**** STORED RECORDS

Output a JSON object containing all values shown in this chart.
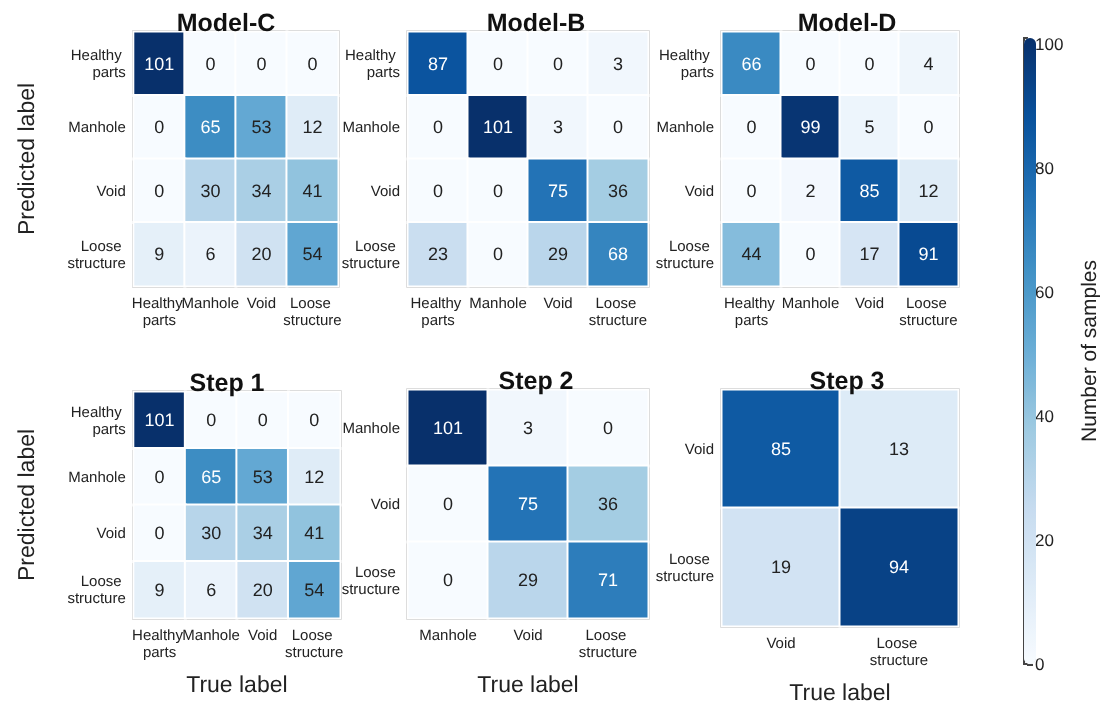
{
  "chart_data": [
    {
      "type": "heatmap",
      "title": "Model-C",
      "ylabel": "Predicted label",
      "categories": [
        "Healthy parts",
        "Manhole",
        "Void",
        "Loose structure"
      ],
      "y_categories": [
        "Healthy parts",
        "Manhole",
        "Void",
        "Loose structure"
      ],
      "cells": [
        [
          101,
          0,
          0,
          0
        ],
        [
          0,
          65,
          53,
          12
        ],
        [
          0,
          30,
          34,
          41
        ],
        [
          9,
          6,
          20,
          54
        ]
      ],
      "data_labels": true
    },
    {
      "type": "heatmap",
      "title": "Model-B",
      "categories": [
        "Healthy parts",
        "Manhole",
        "Void",
        "Loose structure"
      ],
      "y_categories": [
        "Healthy parts",
        "Manhole",
        "Void",
        "Loose structure"
      ],
      "cells": [
        [
          87,
          0,
          0,
          3
        ],
        [
          0,
          101,
          3,
          0
        ],
        [
          0,
          0,
          75,
          36
        ],
        [
          23,
          0,
          29,
          68
        ]
      ],
      "data_labels": true
    },
    {
      "type": "heatmap",
      "title": "Model-D",
      "categories": [
        "Healthy parts",
        "Manhole",
        "Void",
        "Loose structure"
      ],
      "y_categories": [
        "Healthy parts",
        "Manhole",
        "Void",
        "Loose structure"
      ],
      "cells": [
        [
          66,
          0,
          0,
          4
        ],
        [
          0,
          99,
          5,
          0
        ],
        [
          0,
          2,
          85,
          12
        ],
        [
          44,
          0,
          17,
          91
        ]
      ],
      "data_labels": true
    },
    {
      "type": "heatmap",
      "title": "Step 1",
      "xlabel": "True label",
      "ylabel": "Predicted label",
      "categories": [
        "Healthy parts",
        "Manhole",
        "Void",
        "Loose structure"
      ],
      "y_categories": [
        "Healthy parts",
        "Manhole",
        "Void",
        "Loose structure"
      ],
      "cells": [
        [
          101,
          0,
          0,
          0
        ],
        [
          0,
          65,
          53,
          12
        ],
        [
          0,
          30,
          34,
          41
        ],
        [
          9,
          6,
          20,
          54
        ]
      ],
      "data_labels": true
    },
    {
      "type": "heatmap",
      "title": "Step 2",
      "xlabel": "True label",
      "categories": [
        "Manhole",
        "Void",
        "Loose structure"
      ],
      "y_categories": [
        "Manhole",
        "Void",
        "Loose structure"
      ],
      "cells": [
        [
          101,
          3,
          0
        ],
        [
          0,
          75,
          36
        ],
        [
          0,
          29,
          71
        ]
      ],
      "data_labels": true
    },
    {
      "type": "heatmap",
      "title": "Step 3",
      "xlabel": "True label",
      "categories": [
        "Void",
        "Loose structure"
      ],
      "y_categories": [
        "Void",
        "Loose structure"
      ],
      "cells": [
        [
          85,
          13
        ],
        [
          19,
          94
        ]
      ],
      "clim": [
        0,
        101
      ],
      "cticks": [
        0,
        20,
        40,
        60,
        80,
        100
      ],
      "clabel": "Number of samples",
      "data_labels": true
    }
  ]
}
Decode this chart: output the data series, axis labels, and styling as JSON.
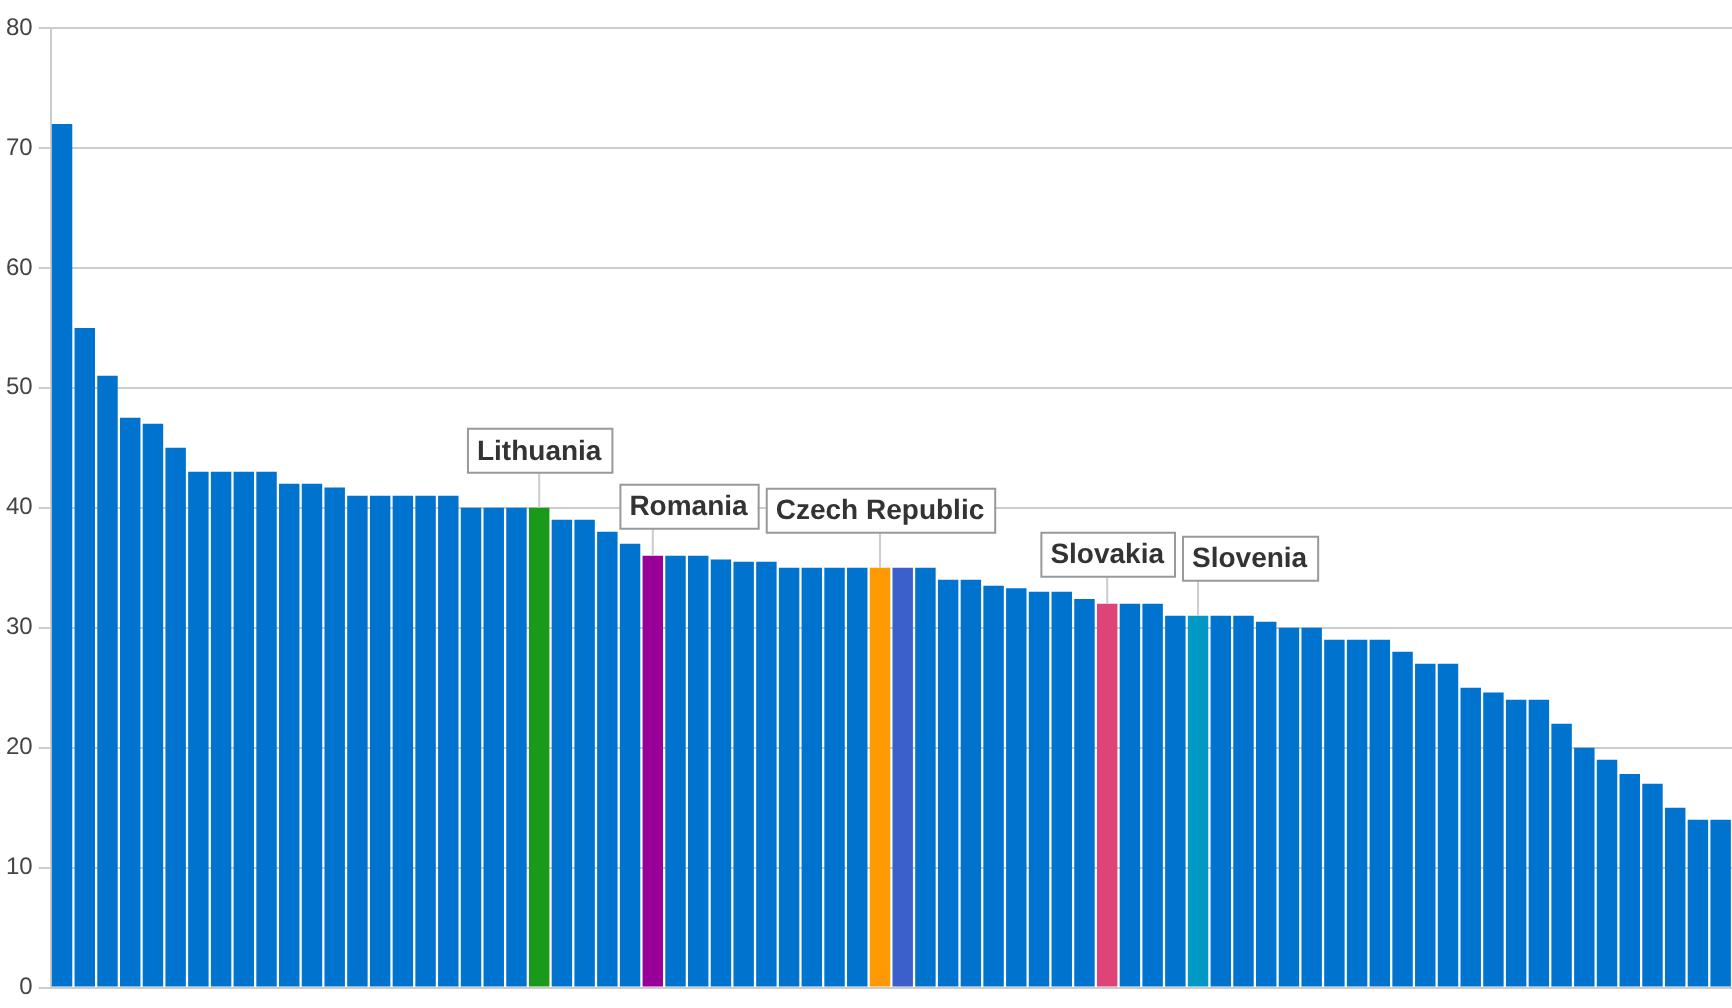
{
  "chart_data": {
    "type": "bar",
    "categories": [
      null,
      null,
      null,
      null,
      null,
      null,
      null,
      null,
      null,
      null,
      null,
      null,
      null,
      null,
      null,
      null,
      null,
      null,
      null,
      null,
      null,
      null,
      null,
      null,
      null,
      null,
      null,
      null,
      null,
      null,
      null,
      null,
      null,
      null,
      null,
      null,
      null,
      null,
      null,
      null,
      null,
      null,
      null,
      null,
      null,
      null,
      null,
      null,
      null,
      null,
      null,
      null,
      null,
      null,
      null,
      null,
      null,
      null,
      null,
      null,
      null,
      null,
      null,
      null,
      null,
      null,
      null,
      null,
      null,
      null,
      null,
      null,
      null,
      null
    ],
    "values": [
      72,
      55,
      51,
      47.5,
      47,
      45,
      43,
      43,
      43,
      43,
      42,
      42,
      41.7,
      41,
      41,
      41,
      41,
      41,
      40,
      40,
      40,
      40,
      39,
      39,
      38,
      37,
      36,
      36,
      36,
      35.7,
      35.5,
      35.5,
      35,
      35,
      35,
      35,
      35,
      35,
      35,
      34,
      34,
      33.5,
      33.3,
      33,
      33,
      32.4,
      32,
      32,
      32,
      31,
      31,
      31,
      31,
      30.5,
      30,
      30,
      29,
      29,
      29,
      28,
      27,
      27,
      25,
      24.6,
      24,
      24,
      22,
      20,
      19,
      17.8,
      17,
      15,
      14,
      14
    ],
    "colors": [
      "#0073cf",
      "#0073cf",
      "#0073cf",
      "#0073cf",
      "#0073cf",
      "#0073cf",
      "#0073cf",
      "#0073cf",
      "#0073cf",
      "#0073cf",
      "#0073cf",
      "#0073cf",
      "#0073cf",
      "#0073cf",
      "#0073cf",
      "#0073cf",
      "#0073cf",
      "#0073cf",
      "#0073cf",
      "#0073cf",
      "#0073cf",
      "#1a9a1a",
      "#0073cf",
      "#0073cf",
      "#0073cf",
      "#0073cf",
      "#990099",
      "#0073cf",
      "#0073cf",
      "#0073cf",
      "#0073cf",
      "#0073cf",
      "#0073cf",
      "#0073cf",
      "#0073cf",
      "#0073cf",
      "#ff9900",
      "#3b60cc",
      "#0073cf",
      "#0073cf",
      "#0073cf",
      "#0073cf",
      "#0073cf",
      "#0073cf",
      "#0073cf",
      "#0073cf",
      "#dd4477",
      "#0073cf",
      "#0073cf",
      "#0073cf",
      "#0099c6",
      "#0073cf",
      "#0073cf",
      "#0073cf",
      "#0073cf",
      "#0073cf",
      "#0073cf",
      "#0073cf",
      "#0073cf",
      "#0073cf",
      "#0073cf",
      "#0073cf",
      "#0073cf",
      "#0073cf",
      "#0073cf",
      "#0073cf",
      "#0073cf",
      "#0073cf",
      "#0073cf",
      "#0073cf",
      "#0073cf",
      "#0073cf",
      "#0073cf",
      "#0073cf"
    ],
    "ylim": [
      0,
      80
    ],
    "yticks": [
      0,
      10,
      20,
      30,
      40,
      50,
      60,
      70,
      80
    ],
    "grid": "y",
    "annotations": [
      {
        "text": "Lithuania",
        "y": 40
      },
      {
        "text": "Romania",
        "y": 36
      },
      {
        "text": "Czech Republic",
        "y": 35
      },
      {
        "text": "Slovakia",
        "y": 32
      },
      {
        "text": "Slovenia",
        "y": 31
      }
    ]
  }
}
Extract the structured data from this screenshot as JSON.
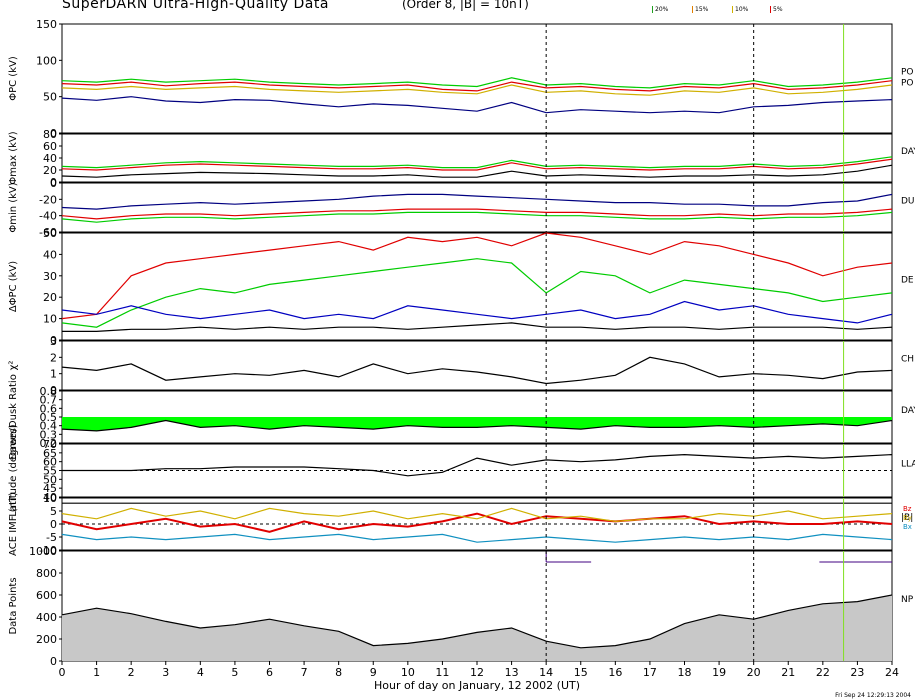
{
  "header": {
    "title": "SuperDARN Ultra-High-Quality Data",
    "subtitle": "(Order 8, |B| = 10nT)",
    "legend": [
      {
        "label": "20%",
        "color": "#20a020"
      },
      {
        "label": "15%",
        "color": "#e08000"
      },
      {
        "label": "10%",
        "color": "#d0b000"
      },
      {
        "label": "5%",
        "color": "#e00000"
      }
    ],
    "timestamp": "Fri Sep 24 12:29:13 2004"
  },
  "xaxis": {
    "label": "Hour of day on January, 12 2002 (UT)",
    "range": [
      0,
      24
    ],
    "ticks": [
      "0",
      "1",
      "2",
      "3",
      "4",
      "5",
      "6",
      "7",
      "8",
      "9",
      "10",
      "11",
      "12",
      "13",
      "14",
      "15",
      "16",
      "17",
      "18",
      "19",
      "20",
      "21",
      "22",
      "23",
      "24"
    ],
    "markers": [
      14,
      20
    ],
    "green_marker": 22.6
  },
  "colors": {
    "black": "#000000",
    "navy": "#000080",
    "red": "#e00000",
    "green": "#00cc00",
    "orange": "#e08000",
    "yellow": "#d0b000",
    "blue": "#0000c0",
    "cyan": "#1090c0",
    "fill_green": "#00ff00",
    "gray": "#c8c8c8",
    "purple": "#400080"
  },
  "panels": [
    {
      "id": "phi-pc",
      "ylabel": "ΦPC (kV)",
      "right_label": "PO\nPO",
      "ticks": [
        "0",
        "50",
        "100",
        "150"
      ],
      "ylim": [
        0,
        150
      ]
    },
    {
      "id": "phi-max",
      "ylabel": "Φmax (kV)",
      "right_label": "DAY",
      "ticks": [
        "0",
        "20",
        "40",
        "60",
        "80"
      ],
      "ylim": [
        0,
        80
      ]
    },
    {
      "id": "phi-min",
      "ylabel": "Φmin (kV)",
      "right_label": "DU",
      "ticks": [
        "-60",
        "-40",
        "-20",
        "0"
      ],
      "ylim": [
        -60,
        0
      ]
    },
    {
      "id": "delta-phi-pc",
      "ylabel": "ΔΦPC (kV)",
      "right_label": "DE",
      "ticks": [
        "0",
        "10",
        "20",
        "30",
        "40",
        "50"
      ],
      "ylim": [
        0,
        50
      ]
    },
    {
      "id": "chi2",
      "ylabel": "χ²",
      "right_label": "CH",
      "ticks": [
        "0",
        "1",
        "2",
        "3"
      ],
      "ylim": [
        0,
        3
      ]
    },
    {
      "id": "ratio",
      "ylabel": "Dawn/Dusk Ratio",
      "right_label": "DAY",
      "ticks": [
        "0.2",
        "0.3",
        "0.4",
        "0.5",
        "0.6",
        "0.7",
        "0.8"
      ],
      "ylim": [
        0.2,
        0.8
      ]
    },
    {
      "id": "latitude",
      "ylabel": "Latitude (degrees)",
      "right_label": "LLA",
      "ticks": [
        "40",
        "45",
        "50",
        "55",
        "60",
        "65",
        "70"
      ],
      "ylim": [
        40,
        70
      ]
    },
    {
      "id": "imf",
      "ylabel": "ACE IMF (nT)",
      "right_label": "|B|",
      "ticks": [
        "-10",
        "-5",
        "0",
        "5",
        "10"
      ],
      "ylim": [
        -10,
        10
      ]
    },
    {
      "id": "data-points",
      "ylabel": "Data Points",
      "right_label": "NP",
      "ticks": [
        "0",
        "200",
        "400",
        "600",
        "800",
        "1000"
      ],
      "ylim": [
        0,
        1000
      ]
    }
  ],
  "imf_labels": [
    {
      "label": "Bz",
      "color": "#e00000"
    },
    {
      "label": "By",
      "color": "#d0b000"
    },
    {
      "label": "Bx",
      "color": "#1090c0"
    }
  ],
  "chart_data": {
    "type": "line",
    "title": "SuperDARN Ultra-High-Quality Data",
    "xlabel": "Hour of day on January, 12 2002 (UT)",
    "xlim": [
      0,
      24
    ],
    "panels": [
      {
        "id": "phi-pc",
        "ylim": [
          0,
          150
        ],
        "series": [
          {
            "color": "#000080",
            "values": [
              48,
              45,
              50,
              44,
              42,
              46,
              45,
              40,
              36,
              40,
              38,
              34,
              30,
              42,
              28,
              32,
              30,
              28,
              30,
              28,
              36,
              38,
              42,
              44,
              46
            ]
          },
          {
            "color": "#e00000",
            "values": [
              68,
              66,
              70,
              65,
              68,
              70,
              66,
              64,
              62,
              64,
              66,
              60,
              58,
              70,
              62,
              64,
              60,
              58,
              64,
              62,
              68,
              60,
              62,
              66,
              72
            ]
          },
          {
            "color": "#00cc00",
            "values": [
              72,
              70,
              74,
              70,
              72,
              74,
              70,
              68,
              66,
              68,
              70,
              66,
              64,
              76,
              66,
              68,
              64,
              62,
              68,
              66,
              72,
              64,
              66,
              70,
              76
            ]
          },
          {
            "color": "#d0b000",
            "values": [
              62,
              60,
              64,
              60,
              62,
              64,
              60,
              58,
              56,
              58,
              60,
              56,
              54,
              66,
              56,
              58,
              54,
              52,
              58,
              56,
              62,
              54,
              56,
              60,
              66
            ]
          }
        ]
      },
      {
        "id": "phi-max",
        "ylim": [
          0,
          80
        ],
        "series": [
          {
            "color": "#000000",
            "values": [
              10,
              8,
              12,
              14,
              16,
              15,
              14,
              12,
              10,
              10,
              12,
              8,
              8,
              18,
              10,
              12,
              10,
              8,
              10,
              10,
              12,
              10,
              12,
              18,
              28
            ]
          },
          {
            "color": "#e00000",
            "values": [
              22,
              20,
              24,
              28,
              30,
              28,
              26,
              24,
              22,
              22,
              24,
              20,
              20,
              32,
              22,
              24,
              22,
              20,
              22,
              22,
              26,
              22,
              24,
              30,
              38
            ]
          },
          {
            "color": "#00cc00",
            "values": [
              26,
              24,
              28,
              32,
              34,
              32,
              30,
              28,
              26,
              26,
              28,
              24,
              24,
              36,
              26,
              28,
              26,
              24,
              26,
              26,
              30,
              26,
              28,
              34,
              42
            ]
          }
        ]
      },
      {
        "id": "phi-min",
        "ylim": [
          -60,
          0
        ],
        "series": [
          {
            "color": "#000080",
            "values": [
              -30,
              -32,
              -28,
              -26,
              -24,
              -26,
              -24,
              -22,
              -20,
              -16,
              -14,
              -14,
              -16,
              -18,
              -20,
              -22,
              -24,
              -24,
              -26,
              -26,
              -28,
              -28,
              -24,
              -22,
              -14
            ]
          },
          {
            "color": "#e00000",
            "values": [
              -40,
              -44,
              -40,
              -38,
              -38,
              -40,
              -38,
              -36,
              -34,
              -34,
              -32,
              -32,
              -32,
              -34,
              -36,
              -36,
              -38,
              -40,
              -40,
              -38,
              -40,
              -38,
              -38,
              -36,
              -32
            ]
          },
          {
            "color": "#00cc00",
            "values": [
              -44,
              -48,
              -44,
              -42,
              -42,
              -44,
              -42,
              -40,
              -38,
              -38,
              -36,
              -36,
              -36,
              -38,
              -40,
              -40,
              -42,
              -44,
              -44,
              -42,
              -44,
              -42,
              -42,
              -40,
              -36
            ]
          }
        ]
      },
      {
        "id": "delta-phi-pc",
        "ylim": [
          0,
          50
        ],
        "series": [
          {
            "color": "#e00000",
            "values": [
              10,
              12,
              30,
              36,
              38,
              40,
              42,
              44,
              46,
              42,
              48,
              46,
              48,
              44,
              50,
              48,
              44,
              40,
              46,
              44,
              40,
              36,
              30,
              34,
              36
            ]
          },
          {
            "color": "#00cc00",
            "values": [
              8,
              6,
              14,
              20,
              24,
              22,
              26,
              28,
              30,
              32,
              34,
              36,
              38,
              36,
              22,
              32,
              30,
              22,
              28,
              26,
              24,
              22,
              18,
              20,
              22
            ]
          },
          {
            "color": "#0000c0",
            "values": [
              14,
              12,
              16,
              12,
              10,
              12,
              14,
              10,
              12,
              10,
              16,
              14,
              12,
              10,
              12,
              14,
              10,
              12,
              18,
              14,
              16,
              12,
              10,
              8,
              12
            ]
          },
          {
            "color": "#000000",
            "values": [
              4,
              4,
              5,
              5,
              6,
              5,
              6,
              5,
              6,
              6,
              5,
              6,
              7,
              8,
              6,
              6,
              5,
              6,
              6,
              5,
              6,
              6,
              6,
              5,
              6
            ]
          }
        ]
      },
      {
        "id": "chi2",
        "ylim": [
          0,
          3
        ],
        "series": [
          {
            "color": "#000000",
            "values": [
              1.4,
              1.2,
              1.6,
              0.6,
              0.8,
              1.0,
              0.9,
              1.2,
              0.8,
              1.6,
              1.0,
              1.3,
              1.1,
              0.8,
              0.4,
              0.6,
              0.9,
              2.0,
              1.6,
              0.8,
              1.0,
              0.9,
              0.7,
              1.1,
              1.2
            ]
          }
        ]
      },
      {
        "id": "ratio",
        "ylim": [
          0.2,
          0.8
        ],
        "series": [
          {
            "color": "#000000",
            "values": [
              0.36,
              0.34,
              0.38,
              0.46,
              0.38,
              0.4,
              0.36,
              0.4,
              0.38,
              0.36,
              0.4,
              0.38,
              0.38,
              0.4,
              0.38,
              0.36,
              0.4,
              0.38,
              0.38,
              0.4,
              0.38,
              0.4,
              0.42,
              0.4,
              0.46
            ]
          }
        ]
      },
      {
        "id": "latitude",
        "ylim": [
          40,
          70
        ],
        "series": [
          {
            "color": "#000000",
            "values": [
              55,
              55,
              55,
              56,
              56,
              57,
              57,
              57,
              56,
              55,
              52,
              54,
              62,
              58,
              61,
              60,
              61,
              63,
              64,
              63,
              62,
              63,
              62,
              63,
              64
            ]
          }
        ],
        "reference": 55
      },
      {
        "id": "imf",
        "ylim": [
          -10,
          10
        ],
        "series": [
          {
            "name": "Bz",
            "color": "#e00000",
            "values": [
              1,
              -2,
              0,
              2,
              -1,
              0,
              -3,
              1,
              -2,
              0,
              -1,
              1,
              4,
              0,
              3,
              2,
              1,
              2,
              3,
              0,
              1,
              0,
              0,
              1,
              0
            ]
          },
          {
            "name": "By",
            "color": "#d0b000",
            "values": [
              4,
              2,
              6,
              3,
              5,
              2,
              6,
              4,
              3,
              5,
              2,
              4,
              2,
              6,
              2,
              3,
              1,
              2,
              2,
              4,
              3,
              5,
              2,
              3,
              4
            ]
          },
          {
            "name": "Bx",
            "color": "#1090c0",
            "values": [
              -4,
              -6,
              -5,
              -6,
              -5,
              -4,
              -6,
              -5,
              -4,
              -6,
              -5,
              -4,
              -7,
              -6,
              -5,
              -6,
              -7,
              -6,
              -5,
              -6,
              -5,
              -6,
              -4,
              -5,
              -6
            ]
          },
          {
            "name": "|B|",
            "color": "#000000",
            "values": [
              8,
              8,
              8,
              8,
              8,
              8,
              8,
              8,
              8,
              8,
              8,
              8,
              8,
              8,
              8,
              8,
              8,
              8,
              8,
              8,
              8,
              8,
              8,
              8,
              8
            ]
          }
        ]
      },
      {
        "id": "data-points",
        "ylim": [
          0,
          1000
        ],
        "series": [
          {
            "color": "#000000",
            "fill": "#c8c8c8",
            "values": [
              420,
              480,
              430,
              360,
              300,
              330,
              380,
              320,
              270,
              140,
              160,
              200,
              260,
              300,
              180,
              120,
              140,
              200,
              340,
              420,
              380,
              460,
              520,
              540,
              600
            ]
          }
        ],
        "marker_line": {
          "color": "#400080",
          "value": 900
        }
      }
    ]
  }
}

********

• **EXERCISE DIRECTIONS**:
Search the listing for the word "ylabel" and return each line that holds it.

• **WRITTEN SOLUTION**:
      "ylabel": "Predicted label",
      "ylabel": "Predicted label",
      "ylabel": "ΦPC (kV)",
      "ylabel": "Φmax (kV)",
      "ylabel": "Φmin (kV)",
      "ylabel": "ΔΦPC (kV)",
      "ylabel": "χ²",
      "ylabel": "Dawn/Dusk Ratio",
      "ylabel": "Latitude (degrees)",
      "ylabel": "ACE IMF (nT)",
      "ylabel": "Data Points",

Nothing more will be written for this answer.